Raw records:

# # # # # # #

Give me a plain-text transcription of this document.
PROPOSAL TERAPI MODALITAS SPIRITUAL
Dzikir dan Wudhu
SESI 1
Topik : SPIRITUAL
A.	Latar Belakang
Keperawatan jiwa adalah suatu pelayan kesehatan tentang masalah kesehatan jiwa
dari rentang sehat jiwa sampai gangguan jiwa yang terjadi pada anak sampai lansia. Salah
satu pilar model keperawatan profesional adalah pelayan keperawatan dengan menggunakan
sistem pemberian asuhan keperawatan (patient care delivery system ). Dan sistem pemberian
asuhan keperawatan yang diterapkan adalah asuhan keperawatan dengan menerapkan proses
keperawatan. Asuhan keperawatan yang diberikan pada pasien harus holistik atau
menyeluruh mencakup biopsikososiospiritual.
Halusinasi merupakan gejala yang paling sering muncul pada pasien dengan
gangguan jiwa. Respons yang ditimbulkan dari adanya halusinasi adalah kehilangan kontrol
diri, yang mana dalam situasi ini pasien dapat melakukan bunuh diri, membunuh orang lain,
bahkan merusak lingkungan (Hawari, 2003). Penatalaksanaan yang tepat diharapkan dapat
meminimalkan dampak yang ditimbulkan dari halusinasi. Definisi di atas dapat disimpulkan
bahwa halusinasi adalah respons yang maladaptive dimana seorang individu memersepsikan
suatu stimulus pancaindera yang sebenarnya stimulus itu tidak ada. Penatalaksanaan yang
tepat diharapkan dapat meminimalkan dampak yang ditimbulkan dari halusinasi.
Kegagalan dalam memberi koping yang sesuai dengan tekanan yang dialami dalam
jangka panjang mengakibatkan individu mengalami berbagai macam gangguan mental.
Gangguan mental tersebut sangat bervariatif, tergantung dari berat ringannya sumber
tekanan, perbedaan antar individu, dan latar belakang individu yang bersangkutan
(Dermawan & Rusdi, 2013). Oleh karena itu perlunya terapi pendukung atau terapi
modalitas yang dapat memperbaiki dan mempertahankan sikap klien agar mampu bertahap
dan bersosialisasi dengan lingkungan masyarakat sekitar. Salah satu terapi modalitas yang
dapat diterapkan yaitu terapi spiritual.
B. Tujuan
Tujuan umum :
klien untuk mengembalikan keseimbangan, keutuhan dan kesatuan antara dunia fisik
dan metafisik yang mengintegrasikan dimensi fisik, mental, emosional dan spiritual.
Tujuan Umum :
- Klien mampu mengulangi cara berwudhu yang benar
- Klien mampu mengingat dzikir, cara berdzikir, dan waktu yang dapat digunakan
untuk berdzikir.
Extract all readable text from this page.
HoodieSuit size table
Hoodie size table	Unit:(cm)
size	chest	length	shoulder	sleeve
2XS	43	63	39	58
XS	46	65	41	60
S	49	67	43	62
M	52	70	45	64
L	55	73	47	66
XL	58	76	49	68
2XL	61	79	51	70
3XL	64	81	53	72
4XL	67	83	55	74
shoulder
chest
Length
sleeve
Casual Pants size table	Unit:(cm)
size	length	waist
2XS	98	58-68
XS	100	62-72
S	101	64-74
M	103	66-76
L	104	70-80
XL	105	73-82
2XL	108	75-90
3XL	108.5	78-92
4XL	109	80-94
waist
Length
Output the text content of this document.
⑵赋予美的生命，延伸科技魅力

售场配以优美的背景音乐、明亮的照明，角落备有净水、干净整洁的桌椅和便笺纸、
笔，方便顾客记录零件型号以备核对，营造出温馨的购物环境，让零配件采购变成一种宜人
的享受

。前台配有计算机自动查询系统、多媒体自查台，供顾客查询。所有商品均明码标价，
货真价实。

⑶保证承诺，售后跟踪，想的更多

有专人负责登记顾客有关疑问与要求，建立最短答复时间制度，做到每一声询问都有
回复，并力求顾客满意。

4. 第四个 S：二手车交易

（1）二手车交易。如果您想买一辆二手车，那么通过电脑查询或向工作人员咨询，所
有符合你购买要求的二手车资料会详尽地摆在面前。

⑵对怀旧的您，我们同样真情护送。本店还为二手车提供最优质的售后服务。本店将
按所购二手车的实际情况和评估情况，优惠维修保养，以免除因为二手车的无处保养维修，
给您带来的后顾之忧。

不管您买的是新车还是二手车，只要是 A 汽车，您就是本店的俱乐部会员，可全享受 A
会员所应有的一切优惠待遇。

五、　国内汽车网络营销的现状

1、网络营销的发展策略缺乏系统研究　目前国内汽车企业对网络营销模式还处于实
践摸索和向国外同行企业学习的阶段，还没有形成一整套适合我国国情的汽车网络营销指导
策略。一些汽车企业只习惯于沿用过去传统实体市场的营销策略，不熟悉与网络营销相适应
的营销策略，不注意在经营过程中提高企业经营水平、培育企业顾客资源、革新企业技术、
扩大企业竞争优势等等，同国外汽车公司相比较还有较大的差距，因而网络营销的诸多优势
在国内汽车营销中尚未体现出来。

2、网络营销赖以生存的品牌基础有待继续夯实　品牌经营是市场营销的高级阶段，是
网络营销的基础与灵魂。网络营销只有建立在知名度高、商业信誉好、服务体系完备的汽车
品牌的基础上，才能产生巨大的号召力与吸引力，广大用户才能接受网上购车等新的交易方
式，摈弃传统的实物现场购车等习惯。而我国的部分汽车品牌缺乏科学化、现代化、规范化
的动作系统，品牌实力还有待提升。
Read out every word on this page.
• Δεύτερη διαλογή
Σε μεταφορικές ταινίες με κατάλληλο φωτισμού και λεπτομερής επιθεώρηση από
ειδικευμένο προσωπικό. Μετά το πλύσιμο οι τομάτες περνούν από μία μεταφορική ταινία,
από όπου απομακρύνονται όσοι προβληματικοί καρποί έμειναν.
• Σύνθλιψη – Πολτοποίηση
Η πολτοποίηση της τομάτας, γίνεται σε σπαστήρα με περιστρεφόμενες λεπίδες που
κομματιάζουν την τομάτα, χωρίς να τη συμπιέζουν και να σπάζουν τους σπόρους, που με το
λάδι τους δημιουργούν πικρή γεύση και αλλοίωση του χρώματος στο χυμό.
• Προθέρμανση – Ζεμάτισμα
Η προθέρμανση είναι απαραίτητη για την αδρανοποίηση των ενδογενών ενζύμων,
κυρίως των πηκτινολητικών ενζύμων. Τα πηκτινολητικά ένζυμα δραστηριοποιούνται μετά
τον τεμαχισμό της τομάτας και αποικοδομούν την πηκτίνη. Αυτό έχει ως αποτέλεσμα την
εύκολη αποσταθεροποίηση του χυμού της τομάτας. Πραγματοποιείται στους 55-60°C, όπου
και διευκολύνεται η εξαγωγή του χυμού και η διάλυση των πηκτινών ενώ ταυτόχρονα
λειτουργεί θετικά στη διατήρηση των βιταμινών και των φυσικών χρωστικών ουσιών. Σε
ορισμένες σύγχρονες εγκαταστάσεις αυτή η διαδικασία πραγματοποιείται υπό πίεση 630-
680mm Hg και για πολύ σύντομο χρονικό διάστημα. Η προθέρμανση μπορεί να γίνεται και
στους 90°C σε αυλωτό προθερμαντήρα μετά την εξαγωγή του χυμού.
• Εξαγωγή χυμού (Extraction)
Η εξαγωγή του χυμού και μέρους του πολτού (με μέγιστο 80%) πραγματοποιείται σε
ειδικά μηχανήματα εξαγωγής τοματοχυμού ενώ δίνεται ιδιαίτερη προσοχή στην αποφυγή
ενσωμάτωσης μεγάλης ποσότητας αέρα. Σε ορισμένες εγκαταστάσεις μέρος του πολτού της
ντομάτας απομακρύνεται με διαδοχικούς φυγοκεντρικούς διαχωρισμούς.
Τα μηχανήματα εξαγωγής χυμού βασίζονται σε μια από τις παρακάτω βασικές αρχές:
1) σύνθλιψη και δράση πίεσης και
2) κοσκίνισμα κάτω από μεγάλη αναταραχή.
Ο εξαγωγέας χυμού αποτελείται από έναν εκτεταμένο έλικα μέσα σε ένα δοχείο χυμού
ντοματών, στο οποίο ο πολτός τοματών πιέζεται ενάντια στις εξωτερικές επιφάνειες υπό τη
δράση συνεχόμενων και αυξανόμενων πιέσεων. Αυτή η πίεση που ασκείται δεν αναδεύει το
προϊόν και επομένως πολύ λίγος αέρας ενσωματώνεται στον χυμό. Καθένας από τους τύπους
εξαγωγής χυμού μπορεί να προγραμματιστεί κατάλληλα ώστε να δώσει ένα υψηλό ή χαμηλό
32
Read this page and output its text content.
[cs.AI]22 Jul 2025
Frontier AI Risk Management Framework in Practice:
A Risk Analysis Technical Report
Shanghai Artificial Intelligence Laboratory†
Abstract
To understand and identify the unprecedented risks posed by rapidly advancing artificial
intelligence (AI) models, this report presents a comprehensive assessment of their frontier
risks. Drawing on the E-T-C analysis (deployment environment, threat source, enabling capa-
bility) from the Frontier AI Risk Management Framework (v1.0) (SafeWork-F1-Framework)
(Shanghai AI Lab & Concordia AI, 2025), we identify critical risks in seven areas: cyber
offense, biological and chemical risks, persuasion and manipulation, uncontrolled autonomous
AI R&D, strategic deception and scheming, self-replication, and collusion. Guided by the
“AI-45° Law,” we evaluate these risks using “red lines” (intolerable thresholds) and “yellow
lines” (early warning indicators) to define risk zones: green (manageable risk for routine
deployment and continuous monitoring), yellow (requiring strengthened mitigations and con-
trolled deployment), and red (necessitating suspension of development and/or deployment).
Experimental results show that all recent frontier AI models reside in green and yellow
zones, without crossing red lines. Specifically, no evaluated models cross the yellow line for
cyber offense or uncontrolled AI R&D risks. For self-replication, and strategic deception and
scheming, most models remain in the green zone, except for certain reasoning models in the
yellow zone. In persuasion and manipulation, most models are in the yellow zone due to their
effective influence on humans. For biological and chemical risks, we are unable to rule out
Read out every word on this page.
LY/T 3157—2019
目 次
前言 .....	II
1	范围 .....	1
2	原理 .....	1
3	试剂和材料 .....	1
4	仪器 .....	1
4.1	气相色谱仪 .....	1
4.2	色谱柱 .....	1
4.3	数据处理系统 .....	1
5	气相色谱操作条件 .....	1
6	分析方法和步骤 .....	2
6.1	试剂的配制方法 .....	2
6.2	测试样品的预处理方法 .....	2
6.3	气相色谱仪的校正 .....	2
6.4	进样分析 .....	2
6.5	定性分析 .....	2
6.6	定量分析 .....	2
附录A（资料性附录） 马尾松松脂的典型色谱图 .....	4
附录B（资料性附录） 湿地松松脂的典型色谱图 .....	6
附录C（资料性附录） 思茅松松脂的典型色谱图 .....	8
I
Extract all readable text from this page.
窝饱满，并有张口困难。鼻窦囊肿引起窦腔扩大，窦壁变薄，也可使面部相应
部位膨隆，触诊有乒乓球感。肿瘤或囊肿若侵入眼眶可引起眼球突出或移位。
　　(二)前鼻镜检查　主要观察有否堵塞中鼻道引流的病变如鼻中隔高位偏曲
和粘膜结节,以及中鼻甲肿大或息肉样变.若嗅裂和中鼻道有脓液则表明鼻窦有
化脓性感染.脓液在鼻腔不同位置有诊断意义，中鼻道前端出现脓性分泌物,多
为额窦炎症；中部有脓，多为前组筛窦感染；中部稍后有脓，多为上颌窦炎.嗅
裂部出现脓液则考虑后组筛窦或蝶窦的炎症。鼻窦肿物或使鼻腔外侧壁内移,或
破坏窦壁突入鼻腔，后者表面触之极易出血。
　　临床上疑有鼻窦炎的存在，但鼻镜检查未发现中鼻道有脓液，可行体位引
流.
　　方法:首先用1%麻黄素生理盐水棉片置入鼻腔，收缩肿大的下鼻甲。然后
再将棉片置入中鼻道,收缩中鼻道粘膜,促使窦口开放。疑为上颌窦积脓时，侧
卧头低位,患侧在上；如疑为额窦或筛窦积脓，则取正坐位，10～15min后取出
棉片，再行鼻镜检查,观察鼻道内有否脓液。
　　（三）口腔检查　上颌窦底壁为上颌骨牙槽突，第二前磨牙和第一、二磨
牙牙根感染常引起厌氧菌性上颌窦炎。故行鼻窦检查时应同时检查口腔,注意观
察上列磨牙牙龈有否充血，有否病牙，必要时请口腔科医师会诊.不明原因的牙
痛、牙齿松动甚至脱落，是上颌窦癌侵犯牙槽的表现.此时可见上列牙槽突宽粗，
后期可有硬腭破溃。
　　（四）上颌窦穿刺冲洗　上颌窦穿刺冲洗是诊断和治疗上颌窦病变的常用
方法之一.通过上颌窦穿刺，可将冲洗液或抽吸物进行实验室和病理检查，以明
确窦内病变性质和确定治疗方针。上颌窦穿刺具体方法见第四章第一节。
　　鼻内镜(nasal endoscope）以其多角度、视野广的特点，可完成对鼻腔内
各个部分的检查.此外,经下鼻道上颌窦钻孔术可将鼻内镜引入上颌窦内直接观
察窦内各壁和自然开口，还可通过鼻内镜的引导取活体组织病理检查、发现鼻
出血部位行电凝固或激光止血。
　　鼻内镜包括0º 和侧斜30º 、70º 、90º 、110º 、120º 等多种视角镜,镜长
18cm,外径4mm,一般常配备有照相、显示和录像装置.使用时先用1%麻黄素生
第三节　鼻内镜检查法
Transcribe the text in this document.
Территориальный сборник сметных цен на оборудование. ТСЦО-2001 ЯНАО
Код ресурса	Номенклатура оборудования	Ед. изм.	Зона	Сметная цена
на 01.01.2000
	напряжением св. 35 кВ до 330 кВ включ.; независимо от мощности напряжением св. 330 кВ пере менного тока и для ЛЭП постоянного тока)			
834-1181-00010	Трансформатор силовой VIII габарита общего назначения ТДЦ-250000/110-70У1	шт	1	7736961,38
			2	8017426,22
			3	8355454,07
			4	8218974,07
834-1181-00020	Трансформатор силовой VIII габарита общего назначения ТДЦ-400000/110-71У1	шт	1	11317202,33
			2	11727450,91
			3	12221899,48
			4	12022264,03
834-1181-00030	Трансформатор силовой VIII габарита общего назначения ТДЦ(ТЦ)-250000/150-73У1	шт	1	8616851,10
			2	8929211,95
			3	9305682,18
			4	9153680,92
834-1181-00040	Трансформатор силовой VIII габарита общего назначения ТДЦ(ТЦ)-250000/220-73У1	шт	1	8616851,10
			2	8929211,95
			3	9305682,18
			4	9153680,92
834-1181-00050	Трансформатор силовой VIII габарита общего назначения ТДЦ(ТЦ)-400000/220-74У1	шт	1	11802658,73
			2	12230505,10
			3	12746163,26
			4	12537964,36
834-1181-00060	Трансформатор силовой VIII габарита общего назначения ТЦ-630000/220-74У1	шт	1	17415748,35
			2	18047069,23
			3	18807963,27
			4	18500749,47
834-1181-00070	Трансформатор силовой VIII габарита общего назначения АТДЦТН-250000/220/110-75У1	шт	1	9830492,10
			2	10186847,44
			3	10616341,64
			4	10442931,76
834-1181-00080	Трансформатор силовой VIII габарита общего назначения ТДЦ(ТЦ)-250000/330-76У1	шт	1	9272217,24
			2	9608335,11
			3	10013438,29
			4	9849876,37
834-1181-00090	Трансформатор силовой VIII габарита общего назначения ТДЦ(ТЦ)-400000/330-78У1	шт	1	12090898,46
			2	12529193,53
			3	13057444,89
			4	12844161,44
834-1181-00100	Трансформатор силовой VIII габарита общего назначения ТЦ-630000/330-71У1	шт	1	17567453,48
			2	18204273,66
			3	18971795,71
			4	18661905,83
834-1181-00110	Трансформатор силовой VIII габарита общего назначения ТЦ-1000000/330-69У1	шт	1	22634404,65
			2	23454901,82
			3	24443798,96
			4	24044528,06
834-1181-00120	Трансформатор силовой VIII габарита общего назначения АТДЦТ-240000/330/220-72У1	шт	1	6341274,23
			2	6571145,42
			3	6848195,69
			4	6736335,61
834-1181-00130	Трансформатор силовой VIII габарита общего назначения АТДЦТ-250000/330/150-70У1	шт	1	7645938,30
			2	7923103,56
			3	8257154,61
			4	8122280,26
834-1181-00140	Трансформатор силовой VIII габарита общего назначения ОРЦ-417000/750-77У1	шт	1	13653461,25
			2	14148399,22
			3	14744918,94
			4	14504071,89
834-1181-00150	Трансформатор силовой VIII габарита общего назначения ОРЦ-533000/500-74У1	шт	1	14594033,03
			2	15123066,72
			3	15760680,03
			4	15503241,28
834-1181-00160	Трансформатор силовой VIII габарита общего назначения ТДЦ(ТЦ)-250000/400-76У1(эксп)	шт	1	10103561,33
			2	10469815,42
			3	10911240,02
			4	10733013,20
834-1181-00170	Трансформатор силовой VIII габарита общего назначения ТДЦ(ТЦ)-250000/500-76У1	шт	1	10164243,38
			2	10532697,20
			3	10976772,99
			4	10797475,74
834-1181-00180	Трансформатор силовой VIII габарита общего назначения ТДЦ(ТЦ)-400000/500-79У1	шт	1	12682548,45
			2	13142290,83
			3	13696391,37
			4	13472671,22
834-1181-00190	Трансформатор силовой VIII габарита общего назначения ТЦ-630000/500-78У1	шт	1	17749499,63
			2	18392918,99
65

# # # # # # #

WHAT IS REQUIRED> Search the preceding listing for the word "lingkungan" and pull out every line that holds it.

RESULT BELOW>
bahkan merusak lingkungan (Hawari, 2003). Penatalaksanaan yang tepat diharapkan dapat
dan bersosialisasi dengan lingkungan masyarakat sekitar. Salah satu terapi modalitas yang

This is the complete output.